↓↓↓

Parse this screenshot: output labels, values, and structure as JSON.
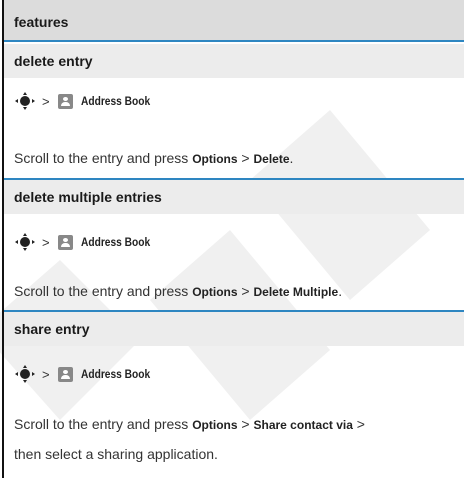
{
  "header": {
    "title": "features"
  },
  "common": {
    "gt": ">",
    "app_name": "Address Book"
  },
  "sections": [
    {
      "title": "delete entry",
      "text_before": "Scroll to the entry and press ",
      "key1": "Options",
      "sep": " > ",
      "key2": "Delete",
      "text_after": "."
    },
    {
      "title": "delete multiple entries",
      "text_before": "Scroll to the entry and press ",
      "key1": "Options",
      "sep": " > ",
      "key2": "Delete Multiple",
      "text_after": "."
    },
    {
      "title": "share entry",
      "text_before": "Scroll to the entry and press ",
      "key1": "Options",
      "sep": " > ",
      "key2": "Share contact via",
      "text_after": " >",
      "line2": "then select a sharing application."
    }
  ],
  "colors": {
    "rule": "#2e86c1",
    "header_bg": "#dcdcdc",
    "section_bg": "#ececec"
  },
  "icons": [
    "nav-key-icon",
    "address-book-icon"
  ]
}
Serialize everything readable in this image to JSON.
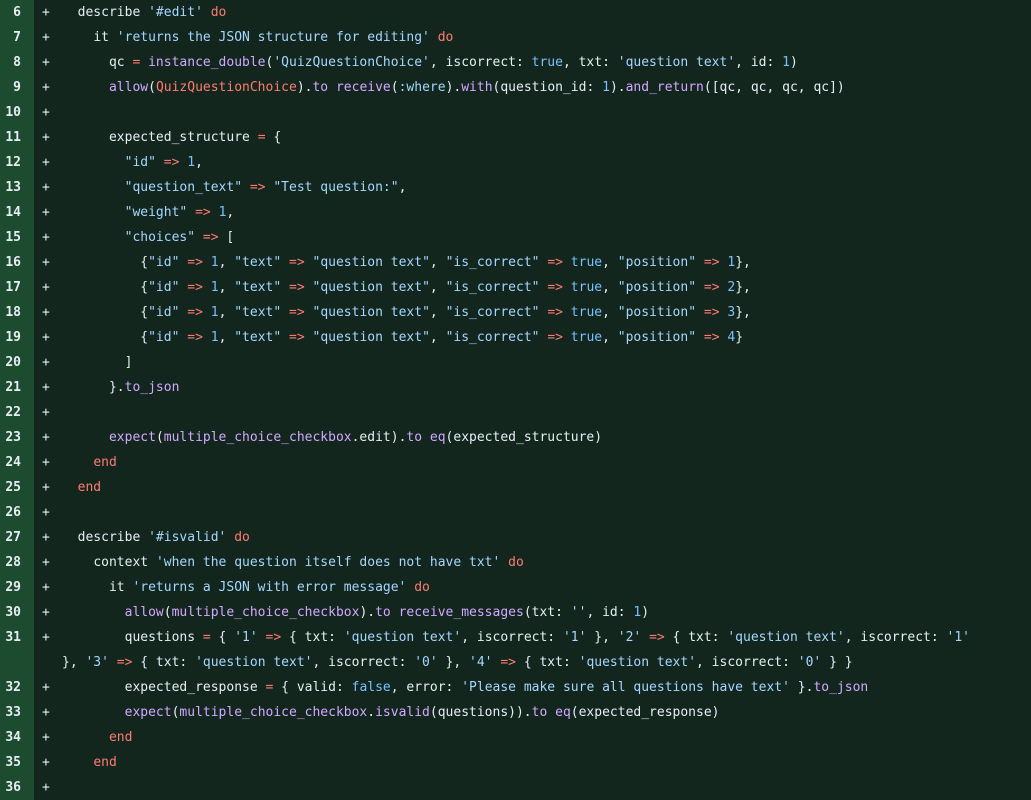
{
  "diff": {
    "marker": "+",
    "lines": [
      {
        "n": 6,
        "tokens": [
          [
            "pl",
            "  "
          ],
          [
            "pl",
            "describe "
          ],
          [
            "st",
            "'#edit'"
          ],
          [
            "pl",
            " "
          ],
          [
            "kw",
            "do"
          ]
        ]
      },
      {
        "n": 7,
        "tokens": [
          [
            "pl",
            "    "
          ],
          [
            "pl",
            "it "
          ],
          [
            "st",
            "'returns the JSON structure for editing'"
          ],
          [
            "pl",
            " "
          ],
          [
            "kw",
            "do"
          ]
        ]
      },
      {
        "n": 8,
        "tokens": [
          [
            "pl",
            "      qc "
          ],
          [
            "kw",
            "="
          ],
          [
            "pl",
            " "
          ],
          [
            "fn",
            "instance_double"
          ],
          [
            "pl",
            "("
          ],
          [
            "st",
            "'QuizQuestionChoice'"
          ],
          [
            "pl",
            ", iscorrect: "
          ],
          [
            "nm",
            "true"
          ],
          [
            "pl",
            ", txt: "
          ],
          [
            "st",
            "'question text'"
          ],
          [
            "pl",
            ", id: "
          ],
          [
            "nm",
            "1"
          ],
          [
            "pl",
            ")"
          ]
        ]
      },
      {
        "n": 9,
        "tokens": [
          [
            "pl",
            "      "
          ],
          [
            "fn",
            "allow"
          ],
          [
            "pl",
            "("
          ],
          [
            "kw",
            "QuizQuestionChoice"
          ],
          [
            "pl",
            ")."
          ],
          [
            "fn",
            "to"
          ],
          [
            "pl",
            " "
          ],
          [
            "fn",
            "receive"
          ],
          [
            "pl",
            "("
          ],
          [
            "st",
            ":where"
          ],
          [
            "pl",
            ")."
          ],
          [
            "fn",
            "with"
          ],
          [
            "pl",
            "(question_id: "
          ],
          [
            "nm",
            "1"
          ],
          [
            "pl",
            ")."
          ],
          [
            "fn",
            "and_return"
          ],
          [
            "pl",
            "([qc, qc, qc, qc])"
          ]
        ]
      },
      {
        "n": 10,
        "tokens": []
      },
      {
        "n": 11,
        "tokens": [
          [
            "pl",
            "      expected_structure "
          ],
          [
            "kw",
            "="
          ],
          [
            "pl",
            " {"
          ]
        ]
      },
      {
        "n": 12,
        "tokens": [
          [
            "pl",
            "        "
          ],
          [
            "st",
            "\"id\""
          ],
          [
            "pl",
            " "
          ],
          [
            "kw",
            "=>"
          ],
          [
            "pl",
            " "
          ],
          [
            "nm",
            "1"
          ],
          [
            "pl",
            ","
          ]
        ]
      },
      {
        "n": 13,
        "tokens": [
          [
            "pl",
            "        "
          ],
          [
            "st",
            "\"question_text\""
          ],
          [
            "pl",
            " "
          ],
          [
            "kw",
            "=>"
          ],
          [
            "pl",
            " "
          ],
          [
            "st",
            "\"Test question:\""
          ],
          [
            "pl",
            ","
          ]
        ]
      },
      {
        "n": 14,
        "tokens": [
          [
            "pl",
            "        "
          ],
          [
            "st",
            "\"weight\""
          ],
          [
            "pl",
            " "
          ],
          [
            "kw",
            "=>"
          ],
          [
            "pl",
            " "
          ],
          [
            "nm",
            "1"
          ],
          [
            "pl",
            ","
          ]
        ]
      },
      {
        "n": 15,
        "tokens": [
          [
            "pl",
            "        "
          ],
          [
            "st",
            "\"choices\""
          ],
          [
            "pl",
            " "
          ],
          [
            "kw",
            "=>"
          ],
          [
            "pl",
            " ["
          ]
        ]
      },
      {
        "n": 16,
        "tokens": [
          [
            "pl",
            "          {"
          ],
          [
            "st",
            "\"id\""
          ],
          [
            "pl",
            " "
          ],
          [
            "kw",
            "=>"
          ],
          [
            "pl",
            " "
          ],
          [
            "nm",
            "1"
          ],
          [
            "pl",
            ", "
          ],
          [
            "st",
            "\"text\""
          ],
          [
            "pl",
            " "
          ],
          [
            "kw",
            "=>"
          ],
          [
            "pl",
            " "
          ],
          [
            "st",
            "\"question text\""
          ],
          [
            "pl",
            ", "
          ],
          [
            "st",
            "\"is_correct\""
          ],
          [
            "pl",
            " "
          ],
          [
            "kw",
            "=>"
          ],
          [
            "pl",
            " "
          ],
          [
            "nm",
            "true"
          ],
          [
            "pl",
            ", "
          ],
          [
            "st",
            "\"position\""
          ],
          [
            "pl",
            " "
          ],
          [
            "kw",
            "=>"
          ],
          [
            "pl",
            " "
          ],
          [
            "nm",
            "1"
          ],
          [
            "pl",
            "},"
          ]
        ]
      },
      {
        "n": 17,
        "tokens": [
          [
            "pl",
            "          {"
          ],
          [
            "st",
            "\"id\""
          ],
          [
            "pl",
            " "
          ],
          [
            "kw",
            "=>"
          ],
          [
            "pl",
            " "
          ],
          [
            "nm",
            "1"
          ],
          [
            "pl",
            ", "
          ],
          [
            "st",
            "\"text\""
          ],
          [
            "pl",
            " "
          ],
          [
            "kw",
            "=>"
          ],
          [
            "pl",
            " "
          ],
          [
            "st",
            "\"question text\""
          ],
          [
            "pl",
            ", "
          ],
          [
            "st",
            "\"is_correct\""
          ],
          [
            "pl",
            " "
          ],
          [
            "kw",
            "=>"
          ],
          [
            "pl",
            " "
          ],
          [
            "nm",
            "true"
          ],
          [
            "pl",
            ", "
          ],
          [
            "st",
            "\"position\""
          ],
          [
            "pl",
            " "
          ],
          [
            "kw",
            "=>"
          ],
          [
            "pl",
            " "
          ],
          [
            "nm",
            "2"
          ],
          [
            "pl",
            "},"
          ]
        ]
      },
      {
        "n": 18,
        "tokens": [
          [
            "pl",
            "          {"
          ],
          [
            "st",
            "\"id\""
          ],
          [
            "pl",
            " "
          ],
          [
            "kw",
            "=>"
          ],
          [
            "pl",
            " "
          ],
          [
            "nm",
            "1"
          ],
          [
            "pl",
            ", "
          ],
          [
            "st",
            "\"text\""
          ],
          [
            "pl",
            " "
          ],
          [
            "kw",
            "=>"
          ],
          [
            "pl",
            " "
          ],
          [
            "st",
            "\"question text\""
          ],
          [
            "pl",
            ", "
          ],
          [
            "st",
            "\"is_correct\""
          ],
          [
            "pl",
            " "
          ],
          [
            "kw",
            "=>"
          ],
          [
            "pl",
            " "
          ],
          [
            "nm",
            "true"
          ],
          [
            "pl",
            ", "
          ],
          [
            "st",
            "\"position\""
          ],
          [
            "pl",
            " "
          ],
          [
            "kw",
            "=>"
          ],
          [
            "pl",
            " "
          ],
          [
            "nm",
            "3"
          ],
          [
            "pl",
            "},"
          ]
        ]
      },
      {
        "n": 19,
        "tokens": [
          [
            "pl",
            "          {"
          ],
          [
            "st",
            "\"id\""
          ],
          [
            "pl",
            " "
          ],
          [
            "kw",
            "=>"
          ],
          [
            "pl",
            " "
          ],
          [
            "nm",
            "1"
          ],
          [
            "pl",
            ", "
          ],
          [
            "st",
            "\"text\""
          ],
          [
            "pl",
            " "
          ],
          [
            "kw",
            "=>"
          ],
          [
            "pl",
            " "
          ],
          [
            "st",
            "\"question text\""
          ],
          [
            "pl",
            ", "
          ],
          [
            "st",
            "\"is_correct\""
          ],
          [
            "pl",
            " "
          ],
          [
            "kw",
            "=>"
          ],
          [
            "pl",
            " "
          ],
          [
            "nm",
            "true"
          ],
          [
            "pl",
            ", "
          ],
          [
            "st",
            "\"position\""
          ],
          [
            "pl",
            " "
          ],
          [
            "kw",
            "=>"
          ],
          [
            "pl",
            " "
          ],
          [
            "nm",
            "4"
          ],
          [
            "pl",
            "}"
          ]
        ]
      },
      {
        "n": 20,
        "tokens": [
          [
            "pl",
            "        ]"
          ]
        ]
      },
      {
        "n": 21,
        "tokens": [
          [
            "pl",
            "      }."
          ],
          [
            "fn",
            "to_json"
          ]
        ]
      },
      {
        "n": 22,
        "tokens": []
      },
      {
        "n": 23,
        "tokens": [
          [
            "pl",
            "      "
          ],
          [
            "fn",
            "expect"
          ],
          [
            "pl",
            "("
          ],
          [
            "fn",
            "multiple_choice_checkbox"
          ],
          [
            "pl",
            ".edit)."
          ],
          [
            "fn",
            "to"
          ],
          [
            "pl",
            " "
          ],
          [
            "fn",
            "eq"
          ],
          [
            "pl",
            "(expected_structure)"
          ]
        ]
      },
      {
        "n": 24,
        "tokens": [
          [
            "pl",
            "    "
          ],
          [
            "kw",
            "end"
          ]
        ]
      },
      {
        "n": 25,
        "tokens": [
          [
            "pl",
            "  "
          ],
          [
            "kw",
            "end"
          ]
        ]
      },
      {
        "n": 26,
        "tokens": []
      },
      {
        "n": 27,
        "tokens": [
          [
            "pl",
            "  describe "
          ],
          [
            "st",
            "'#isvalid'"
          ],
          [
            "pl",
            " "
          ],
          [
            "kw",
            "do"
          ]
        ]
      },
      {
        "n": 28,
        "tokens": [
          [
            "pl",
            "    context "
          ],
          [
            "st",
            "'when the question itself does not have txt'"
          ],
          [
            "pl",
            " "
          ],
          [
            "kw",
            "do"
          ]
        ]
      },
      {
        "n": 29,
        "tokens": [
          [
            "pl",
            "      it "
          ],
          [
            "st",
            "'returns a JSON with error message'"
          ],
          [
            "pl",
            " "
          ],
          [
            "kw",
            "do"
          ]
        ]
      },
      {
        "n": 30,
        "tokens": [
          [
            "pl",
            "        "
          ],
          [
            "fn",
            "allow"
          ],
          [
            "pl",
            "("
          ],
          [
            "fn",
            "multiple_choice_checkbox"
          ],
          [
            "pl",
            ")."
          ],
          [
            "fn",
            "to"
          ],
          [
            "pl",
            " "
          ],
          [
            "fn",
            "receive_messages"
          ],
          [
            "pl",
            "(txt: "
          ],
          [
            "st",
            "''"
          ],
          [
            "pl",
            ", id: "
          ],
          [
            "nm",
            "1"
          ],
          [
            "pl",
            ")"
          ]
        ]
      },
      {
        "n": 31,
        "wrap": true,
        "tokens": [
          [
            "pl",
            "        questions "
          ],
          [
            "kw",
            "="
          ],
          [
            "pl",
            " { "
          ],
          [
            "st",
            "'1'"
          ],
          [
            "pl",
            " "
          ],
          [
            "kw",
            "=>"
          ],
          [
            "pl",
            " { txt: "
          ],
          [
            "st",
            "'question text'"
          ],
          [
            "pl",
            ", iscorrect: "
          ],
          [
            "st",
            "'1'"
          ],
          [
            "pl",
            " }, "
          ],
          [
            "st",
            "'2'"
          ],
          [
            "pl",
            " "
          ],
          [
            "kw",
            "=>"
          ],
          [
            "pl",
            " { txt: "
          ],
          [
            "st",
            "'question text'"
          ],
          [
            "pl",
            ", iscorrect: "
          ],
          [
            "st",
            "'1'"
          ],
          [
            "pl",
            "\n}, "
          ],
          [
            "st",
            "'3'"
          ],
          [
            "pl",
            " "
          ],
          [
            "kw",
            "=>"
          ],
          [
            "pl",
            " { txt: "
          ],
          [
            "st",
            "'question text'"
          ],
          [
            "pl",
            ", iscorrect: "
          ],
          [
            "st",
            "'0'"
          ],
          [
            "pl",
            " }, "
          ],
          [
            "st",
            "'4'"
          ],
          [
            "pl",
            " "
          ],
          [
            "kw",
            "=>"
          ],
          [
            "pl",
            " { txt: "
          ],
          [
            "st",
            "'question text'"
          ],
          [
            "pl",
            ", iscorrect: "
          ],
          [
            "st",
            "'0'"
          ],
          [
            "pl",
            " } }"
          ]
        ]
      },
      {
        "n": 32,
        "tokens": [
          [
            "pl",
            "        expected_response "
          ],
          [
            "kw",
            "="
          ],
          [
            "pl",
            " { valid: "
          ],
          [
            "nm",
            "false"
          ],
          [
            "pl",
            ", error: "
          ],
          [
            "st",
            "'Please make sure all questions have text'"
          ],
          [
            "pl",
            " }."
          ],
          [
            "fn",
            "to_json"
          ]
        ]
      },
      {
        "n": 33,
        "tokens": [
          [
            "pl",
            "        "
          ],
          [
            "fn",
            "expect"
          ],
          [
            "pl",
            "("
          ],
          [
            "fn",
            "multiple_choice_checkbox"
          ],
          [
            "pl",
            "."
          ],
          [
            "fn",
            "isvalid"
          ],
          [
            "pl",
            "(questions))."
          ],
          [
            "fn",
            "to"
          ],
          [
            "pl",
            " "
          ],
          [
            "fn",
            "eq"
          ],
          [
            "pl",
            "(expected_response)"
          ]
        ]
      },
      {
        "n": 34,
        "tokens": [
          [
            "pl",
            "      "
          ],
          [
            "kw",
            "end"
          ]
        ]
      },
      {
        "n": 35,
        "tokens": [
          [
            "pl",
            "    "
          ],
          [
            "kw",
            "end"
          ]
        ]
      },
      {
        "n": 36,
        "tokens": []
      }
    ]
  },
  "colors": {
    "gutter_bg": "#1d4b2f",
    "code_bg": "#12261e",
    "keyword": "#ff7b72",
    "string": "#a5d6ff",
    "function": "#d2a8ff",
    "number": "#79c0ff",
    "plain": "#e6edf3"
  }
}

↑↑↑

Exercise goal: Only the count is needed: the number of lines in the data that include the word "have".

Exercise response: 2